What to produce
Return the records that run from the line containing "colorbar-tick-label: 70 [398,416,415,433]" through the line containing "colorbar-ticks: 10 20", copying each line without change. Start at the line that has "colorbar-tick-label: 70 [398,416,415,433]" and end after the line that has "colorbar-ticks: 10 20".
* * * *
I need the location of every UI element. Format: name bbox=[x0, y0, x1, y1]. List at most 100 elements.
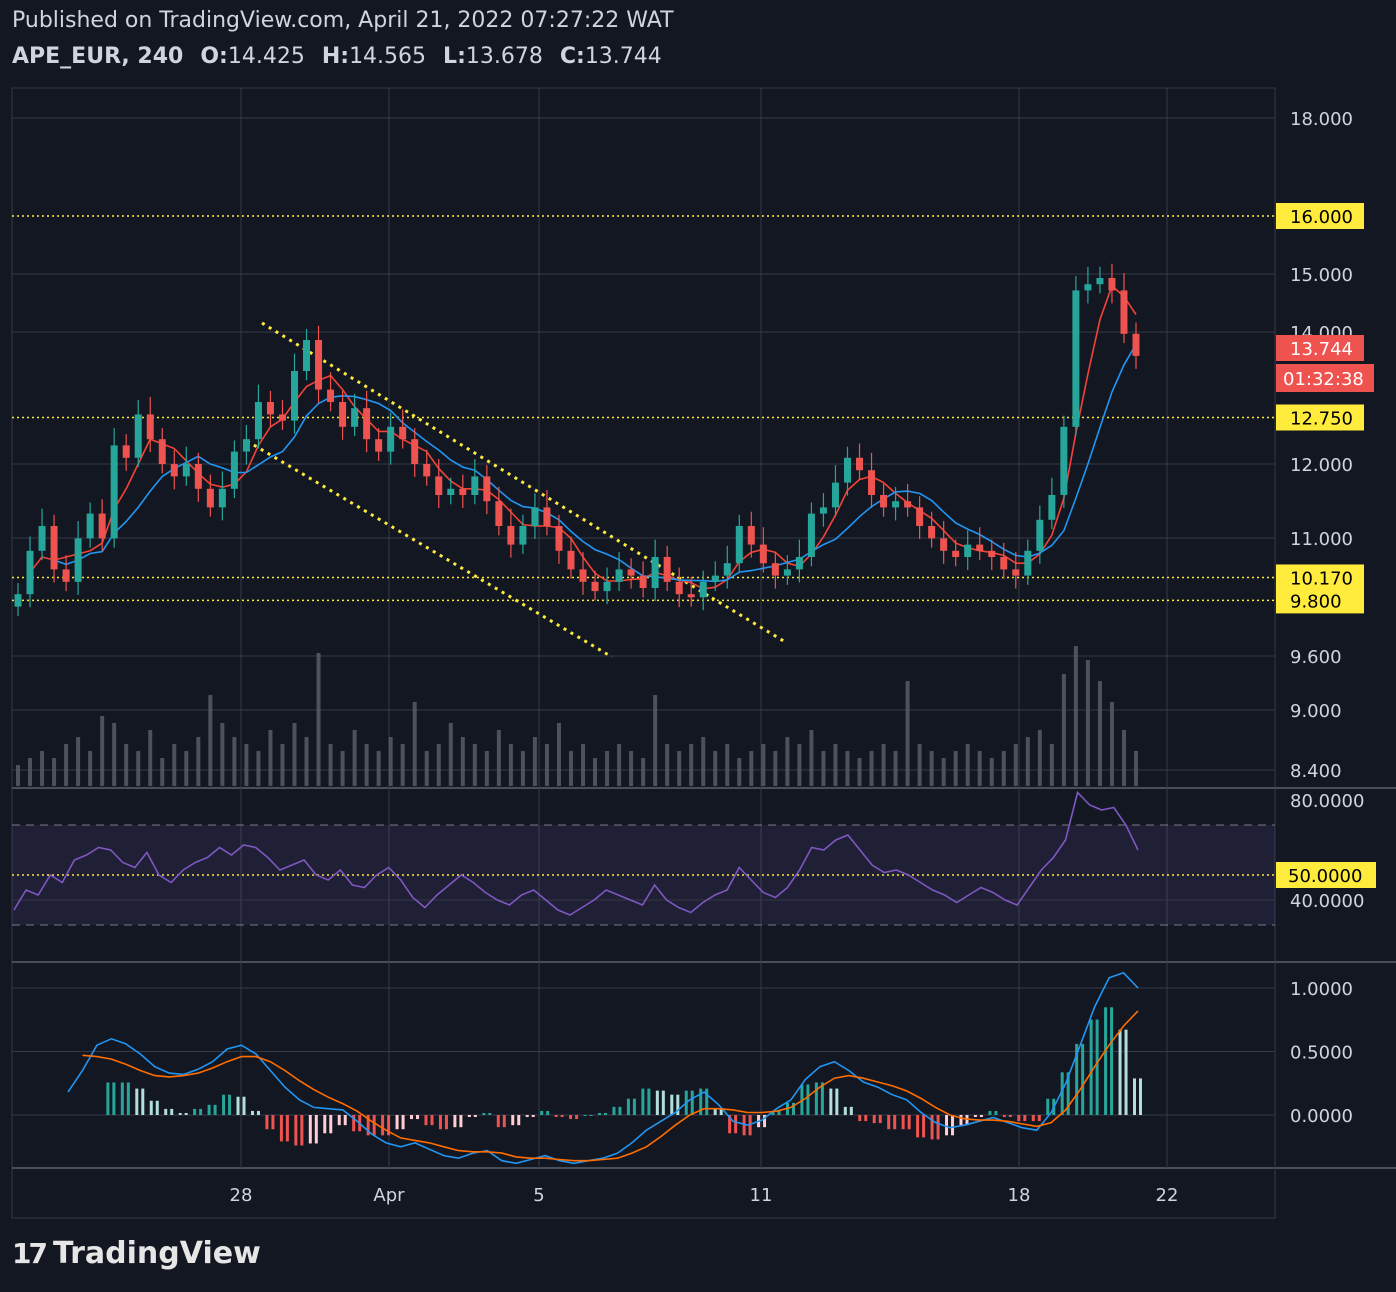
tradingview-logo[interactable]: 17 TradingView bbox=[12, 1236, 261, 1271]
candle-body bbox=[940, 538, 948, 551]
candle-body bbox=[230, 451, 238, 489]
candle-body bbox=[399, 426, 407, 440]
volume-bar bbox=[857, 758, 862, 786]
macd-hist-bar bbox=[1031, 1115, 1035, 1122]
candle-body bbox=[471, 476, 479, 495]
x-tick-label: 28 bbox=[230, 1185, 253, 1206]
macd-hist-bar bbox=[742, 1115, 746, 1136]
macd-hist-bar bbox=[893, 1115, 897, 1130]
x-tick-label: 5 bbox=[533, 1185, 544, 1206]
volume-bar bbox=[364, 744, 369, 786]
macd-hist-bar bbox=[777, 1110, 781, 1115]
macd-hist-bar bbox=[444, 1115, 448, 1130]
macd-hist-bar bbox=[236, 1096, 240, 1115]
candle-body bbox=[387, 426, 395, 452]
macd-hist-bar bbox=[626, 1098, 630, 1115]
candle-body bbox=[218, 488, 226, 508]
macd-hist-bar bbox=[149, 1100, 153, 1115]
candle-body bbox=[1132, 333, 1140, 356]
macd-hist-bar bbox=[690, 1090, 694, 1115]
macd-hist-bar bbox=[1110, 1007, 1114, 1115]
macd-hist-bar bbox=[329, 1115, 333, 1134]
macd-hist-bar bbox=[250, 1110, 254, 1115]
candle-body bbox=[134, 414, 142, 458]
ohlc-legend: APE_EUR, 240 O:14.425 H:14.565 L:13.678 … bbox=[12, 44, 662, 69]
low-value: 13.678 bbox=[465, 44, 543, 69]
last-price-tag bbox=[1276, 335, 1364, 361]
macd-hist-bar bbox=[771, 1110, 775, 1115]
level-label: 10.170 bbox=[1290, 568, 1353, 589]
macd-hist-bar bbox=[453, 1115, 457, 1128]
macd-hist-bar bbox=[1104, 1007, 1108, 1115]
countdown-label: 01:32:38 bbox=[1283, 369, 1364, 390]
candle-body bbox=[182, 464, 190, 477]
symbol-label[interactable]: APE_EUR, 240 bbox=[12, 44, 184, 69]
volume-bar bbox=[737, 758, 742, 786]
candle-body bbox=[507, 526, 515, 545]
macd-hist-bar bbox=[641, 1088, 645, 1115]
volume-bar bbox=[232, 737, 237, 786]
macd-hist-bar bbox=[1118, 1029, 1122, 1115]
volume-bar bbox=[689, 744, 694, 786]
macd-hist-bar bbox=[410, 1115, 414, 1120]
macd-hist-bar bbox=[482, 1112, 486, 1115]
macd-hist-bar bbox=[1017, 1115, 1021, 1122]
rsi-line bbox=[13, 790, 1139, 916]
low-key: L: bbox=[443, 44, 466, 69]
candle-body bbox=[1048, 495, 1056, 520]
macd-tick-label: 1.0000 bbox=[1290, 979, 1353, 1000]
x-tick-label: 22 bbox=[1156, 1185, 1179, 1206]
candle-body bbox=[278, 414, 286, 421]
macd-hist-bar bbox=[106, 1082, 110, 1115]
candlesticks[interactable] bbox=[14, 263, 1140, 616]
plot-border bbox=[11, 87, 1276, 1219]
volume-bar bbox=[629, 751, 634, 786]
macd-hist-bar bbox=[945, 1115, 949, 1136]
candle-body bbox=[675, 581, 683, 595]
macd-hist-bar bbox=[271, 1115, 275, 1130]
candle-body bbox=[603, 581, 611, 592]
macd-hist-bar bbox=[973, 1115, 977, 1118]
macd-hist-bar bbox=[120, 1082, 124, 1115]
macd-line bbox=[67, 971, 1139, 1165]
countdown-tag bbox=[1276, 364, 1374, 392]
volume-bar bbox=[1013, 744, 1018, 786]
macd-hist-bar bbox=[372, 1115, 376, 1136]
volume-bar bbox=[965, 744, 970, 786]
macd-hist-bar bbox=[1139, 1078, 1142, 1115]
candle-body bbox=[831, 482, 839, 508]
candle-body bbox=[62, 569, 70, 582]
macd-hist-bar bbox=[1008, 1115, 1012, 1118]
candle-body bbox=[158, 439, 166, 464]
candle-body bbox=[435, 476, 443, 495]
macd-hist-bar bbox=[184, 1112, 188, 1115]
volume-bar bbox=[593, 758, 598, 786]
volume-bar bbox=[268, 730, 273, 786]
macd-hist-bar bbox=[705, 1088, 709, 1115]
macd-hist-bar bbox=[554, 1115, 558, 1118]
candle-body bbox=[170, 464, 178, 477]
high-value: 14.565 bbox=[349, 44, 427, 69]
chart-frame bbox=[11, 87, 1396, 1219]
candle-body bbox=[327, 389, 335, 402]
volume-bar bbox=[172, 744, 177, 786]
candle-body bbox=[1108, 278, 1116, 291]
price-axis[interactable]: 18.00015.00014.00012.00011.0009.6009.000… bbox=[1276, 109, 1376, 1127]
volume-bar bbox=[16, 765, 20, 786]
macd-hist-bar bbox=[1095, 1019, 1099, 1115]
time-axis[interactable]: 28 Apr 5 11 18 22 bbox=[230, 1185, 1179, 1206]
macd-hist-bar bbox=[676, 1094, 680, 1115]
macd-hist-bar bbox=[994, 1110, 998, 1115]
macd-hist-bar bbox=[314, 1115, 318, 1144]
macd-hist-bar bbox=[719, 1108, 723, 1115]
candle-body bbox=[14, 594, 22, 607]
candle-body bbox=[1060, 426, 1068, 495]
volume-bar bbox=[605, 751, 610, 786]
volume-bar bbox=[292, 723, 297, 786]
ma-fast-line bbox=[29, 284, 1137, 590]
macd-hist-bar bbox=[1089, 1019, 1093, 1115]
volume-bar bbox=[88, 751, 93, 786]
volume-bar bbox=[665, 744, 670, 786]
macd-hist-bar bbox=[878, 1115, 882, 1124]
* * * *
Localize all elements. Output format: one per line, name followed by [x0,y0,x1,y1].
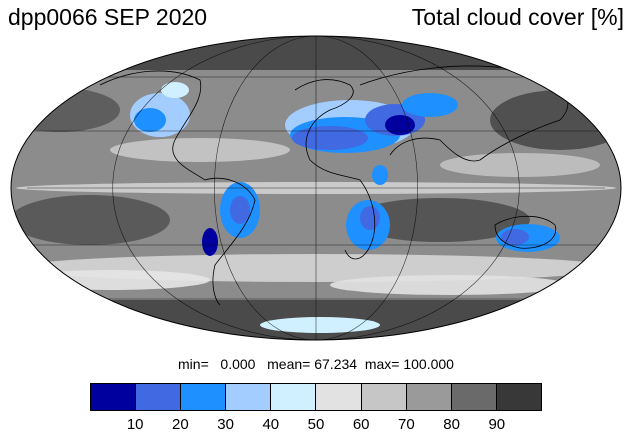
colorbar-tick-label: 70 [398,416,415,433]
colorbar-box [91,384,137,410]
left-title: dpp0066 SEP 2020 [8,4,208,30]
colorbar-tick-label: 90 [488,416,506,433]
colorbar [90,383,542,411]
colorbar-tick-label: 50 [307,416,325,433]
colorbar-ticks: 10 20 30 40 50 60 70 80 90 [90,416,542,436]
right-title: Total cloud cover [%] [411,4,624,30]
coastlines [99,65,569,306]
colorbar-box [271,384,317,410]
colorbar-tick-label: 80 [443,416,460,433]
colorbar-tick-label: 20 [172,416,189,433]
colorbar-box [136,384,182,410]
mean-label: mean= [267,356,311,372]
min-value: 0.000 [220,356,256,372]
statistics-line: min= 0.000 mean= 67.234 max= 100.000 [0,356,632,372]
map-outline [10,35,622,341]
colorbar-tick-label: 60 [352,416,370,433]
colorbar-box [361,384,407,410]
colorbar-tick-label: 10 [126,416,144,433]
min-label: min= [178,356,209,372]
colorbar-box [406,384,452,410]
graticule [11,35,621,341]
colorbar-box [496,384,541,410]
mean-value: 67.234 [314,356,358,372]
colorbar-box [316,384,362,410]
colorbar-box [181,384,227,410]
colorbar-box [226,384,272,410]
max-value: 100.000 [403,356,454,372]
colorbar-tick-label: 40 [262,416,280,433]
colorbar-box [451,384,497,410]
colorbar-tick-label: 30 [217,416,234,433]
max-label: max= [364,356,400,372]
* * * *
Solution
colorbar-tick-label: 70 [398,416,415,433]
colorbar-box [91,384,137,410]
left-title: dpp0066 SEP 2020 [8,4,208,30]
colorbar-tick-label: 90 [488,416,506,433]
colorbar [90,383,542,411]
colorbar-tick-label: 50 [307,416,325,433]
colorbar-ticks: 10 20 30 40 50 60 70 80 90 [90,416,542,436]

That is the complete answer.